**EXERCISE GOAL:** Only the pictures are left out: repeat the rest of the entries exactly.

** start RAW DATA **

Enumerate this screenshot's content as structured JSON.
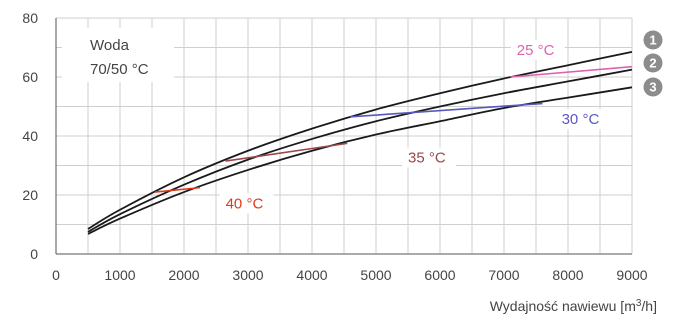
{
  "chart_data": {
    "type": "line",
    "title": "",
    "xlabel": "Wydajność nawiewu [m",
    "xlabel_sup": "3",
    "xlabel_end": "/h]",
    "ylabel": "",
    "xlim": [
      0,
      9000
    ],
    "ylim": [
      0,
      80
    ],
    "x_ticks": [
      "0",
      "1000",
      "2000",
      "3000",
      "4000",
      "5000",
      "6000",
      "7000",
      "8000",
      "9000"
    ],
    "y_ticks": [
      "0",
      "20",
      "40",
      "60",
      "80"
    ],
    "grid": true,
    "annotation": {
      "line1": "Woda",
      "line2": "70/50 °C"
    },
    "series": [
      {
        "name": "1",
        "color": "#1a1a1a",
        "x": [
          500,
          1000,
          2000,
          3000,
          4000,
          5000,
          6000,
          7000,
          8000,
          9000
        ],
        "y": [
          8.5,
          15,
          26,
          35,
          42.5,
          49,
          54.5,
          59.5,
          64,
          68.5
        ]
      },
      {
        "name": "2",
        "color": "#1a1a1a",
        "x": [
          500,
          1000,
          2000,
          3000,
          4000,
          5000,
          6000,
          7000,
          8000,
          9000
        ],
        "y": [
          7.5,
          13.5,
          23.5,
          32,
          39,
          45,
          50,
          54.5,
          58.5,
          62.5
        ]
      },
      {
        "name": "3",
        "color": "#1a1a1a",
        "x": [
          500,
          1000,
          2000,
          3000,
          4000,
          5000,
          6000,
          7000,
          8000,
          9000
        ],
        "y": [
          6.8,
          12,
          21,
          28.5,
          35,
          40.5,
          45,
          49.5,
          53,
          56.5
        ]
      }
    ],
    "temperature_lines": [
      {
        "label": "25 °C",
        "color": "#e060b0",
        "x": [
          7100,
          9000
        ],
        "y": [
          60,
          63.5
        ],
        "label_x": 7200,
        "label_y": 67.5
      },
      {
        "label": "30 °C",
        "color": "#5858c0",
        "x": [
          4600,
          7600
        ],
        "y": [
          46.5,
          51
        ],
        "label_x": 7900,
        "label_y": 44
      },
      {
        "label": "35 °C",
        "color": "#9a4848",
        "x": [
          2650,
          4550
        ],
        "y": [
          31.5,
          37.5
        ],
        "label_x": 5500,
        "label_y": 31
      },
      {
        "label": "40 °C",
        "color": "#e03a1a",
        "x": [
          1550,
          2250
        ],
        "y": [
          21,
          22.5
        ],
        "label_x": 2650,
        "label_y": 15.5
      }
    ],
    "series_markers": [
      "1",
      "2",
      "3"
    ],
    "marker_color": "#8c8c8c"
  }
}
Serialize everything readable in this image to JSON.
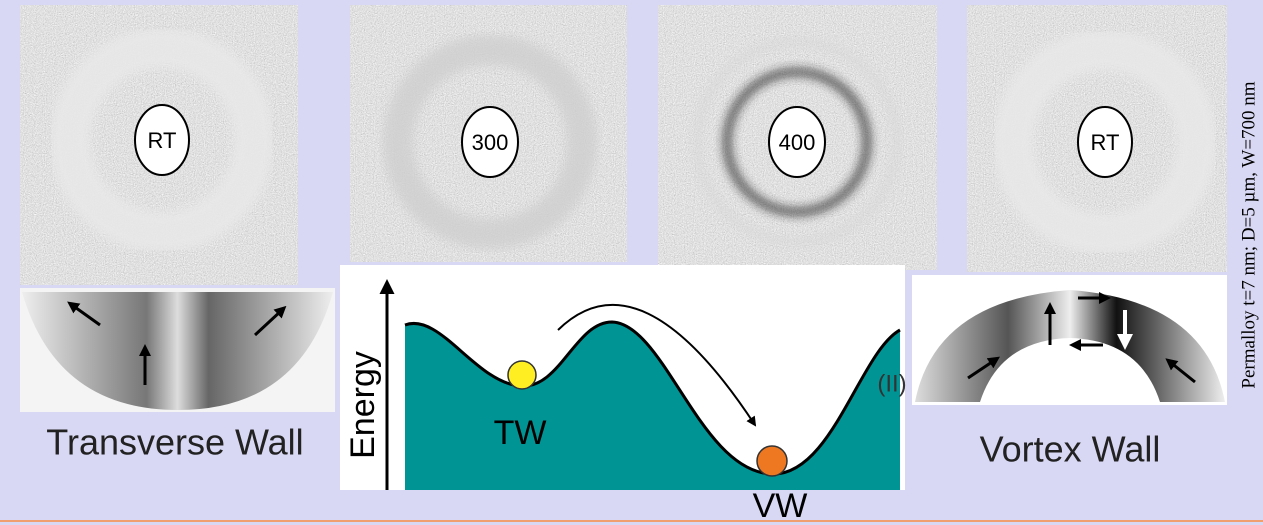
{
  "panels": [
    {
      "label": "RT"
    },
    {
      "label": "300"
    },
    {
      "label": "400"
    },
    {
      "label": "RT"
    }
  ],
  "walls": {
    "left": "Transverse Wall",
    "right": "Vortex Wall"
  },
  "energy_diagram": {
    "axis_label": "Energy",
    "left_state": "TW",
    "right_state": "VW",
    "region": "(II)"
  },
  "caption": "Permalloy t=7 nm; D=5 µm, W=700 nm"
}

** end RAW DATA **

**ANSWER TO THE PROBLEM:**
Enumerate this screenshot's content as structured JSON.
{
  "chart_data": {
    "type": "line",
    "title": "",
    "xlabel": "Wydajność nawiewu [m",
    "xlabel_sup": "3",
    "xlabel_end": "/h]",
    "ylabel": "",
    "xlim": [
      0,
      9000
    ],
    "ylim": [
      0,
      80
    ],
    "x_ticks": [
      "0",
      "1000",
      "2000",
      "3000",
      "4000",
      "5000",
      "6000",
      "7000",
      "8000",
      "9000"
    ],
    "y_ticks": [
      "0",
      "20",
      "40",
      "60",
      "80"
    ],
    "grid": true,
    "annotation": {
      "line1": "Woda",
      "line2": "70/50 °C"
    },
    "series": [
      {
        "name": "1",
        "color": "#1a1a1a",
        "x": [
          500,
          1000,
          2000,
          3000,
          4000,
          5000,
          6000,
          7000,
          8000,
          9000
        ],
        "y": [
          8.5,
          15,
          26,
          35,
          42.5,
          49,
          54.5,
          59.5,
          64,
          68.5
        ]
      },
      {
        "name": "2",
        "color": "#1a1a1a",
        "x": [
          500,
          1000,
          2000,
          3000,
          4000,
          5000,
          6000,
          7000,
          8000,
          9000
        ],
        "y": [
          7.5,
          13.5,
          23.5,
          32,
          39,
          45,
          50,
          54.5,
          58.5,
          62.5
        ]
      },
      {
        "name": "3",
        "color": "#1a1a1a",
        "x": [
          500,
          1000,
          2000,
          3000,
          4000,
          5000,
          6000,
          7000,
          8000,
          9000
        ],
        "y": [
          6.8,
          12,
          21,
          28.5,
          35,
          40.5,
          45,
          49.5,
          53,
          56.5
        ]
      }
    ],
    "temperature_lines": [
      {
        "label": "25 °C",
        "color": "#e060b0",
        "x": [
          7100,
          9000
        ],
        "y": [
          60,
          63.5
        ],
        "label_x": 7200,
        "label_y": 67.5
      },
      {
        "label": "30 °C",
        "color": "#5858c0",
        "x": [
          4600,
          7600
        ],
        "y": [
          46.5,
          51
        ],
        "label_x": 7900,
        "label_y": 44
      },
      {
        "label": "35 °C",
        "color": "#9a4848",
        "x": [
          2650,
          4550
        ],
        "y": [
          31.5,
          37.5
        ],
        "label_x": 5500,
        "label_y": 31
      },
      {
        "label": "40 °C",
        "color": "#e03a1a",
        "x": [
          1550,
          2250
        ],
        "y": [
          21,
          22.5
        ],
        "label_x": 2650,
        "label_y": 15.5
      }
    ],
    "series_markers": [
      "1",
      "2",
      "3"
    ],
    "marker_color": "#8c8c8c"
  }
}
Serialize everything readable in this image to JSON.
{
  "panels": [
    {
      "label": "RT"
    },
    {
      "label": "300"
    },
    {
      "label": "400"
    },
    {
      "label": "RT"
    }
  ],
  "walls": {
    "left": "Transverse Wall",
    "right": "Vortex Wall"
  },
  "energy_diagram": {
    "axis_label": "Energy",
    "left_state": "TW",
    "right_state": "VW",
    "region": "(II)"
  },
  "caption": "Permalloy t=7 nm; D=5 µm, W=700 nm"
}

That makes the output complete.